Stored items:
____________________

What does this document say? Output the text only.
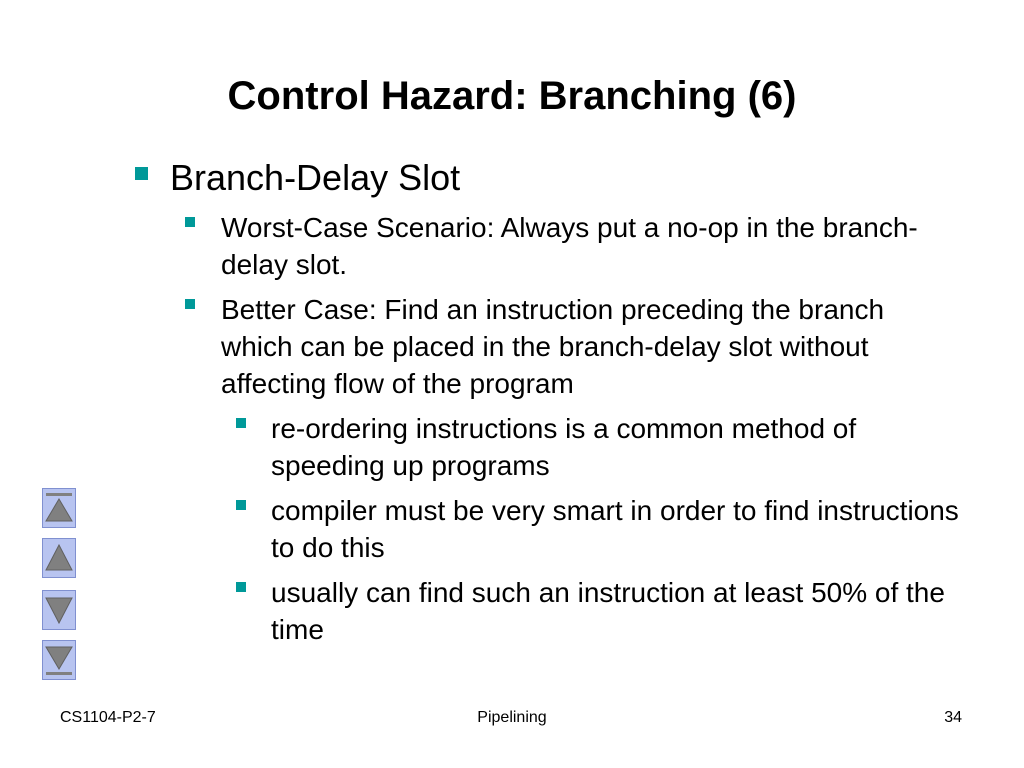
Control Hazard: Branching (6)
Branch-Delay Slot
Worst-Case Scenario: Always put a no-op in the branch-delay slot.
Better Case: Find an instruction preceding the branch which can be placed in the branch-delay slot without affecting flow of the program
re-ordering instructions is a common method of speeding up programs
compiler must be very smart in order to find instructions to do this
usually can find such an instruction at least 50% of the time
CS1104-P2-7	Pipelining	34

____________________

Your instructions
Quote the records above in full, dropping each picture.

Answer
What does this document say? Output the text only.
Control Hazard: Branching (6)
Branch-Delay Slot
Worst-Case Scenario: Always put a no-op in the branch-delay slot.
Better Case: Find an instruction preceding the branch which can be placed in the branch-delay slot without affecting flow of the program
re-ordering instructions is a common method of speeding up programs
compiler must be very smart in order to find instructions to do this
usually can find such an instruction at least 50% of the time
CS1104-P2-7	Pipelining	34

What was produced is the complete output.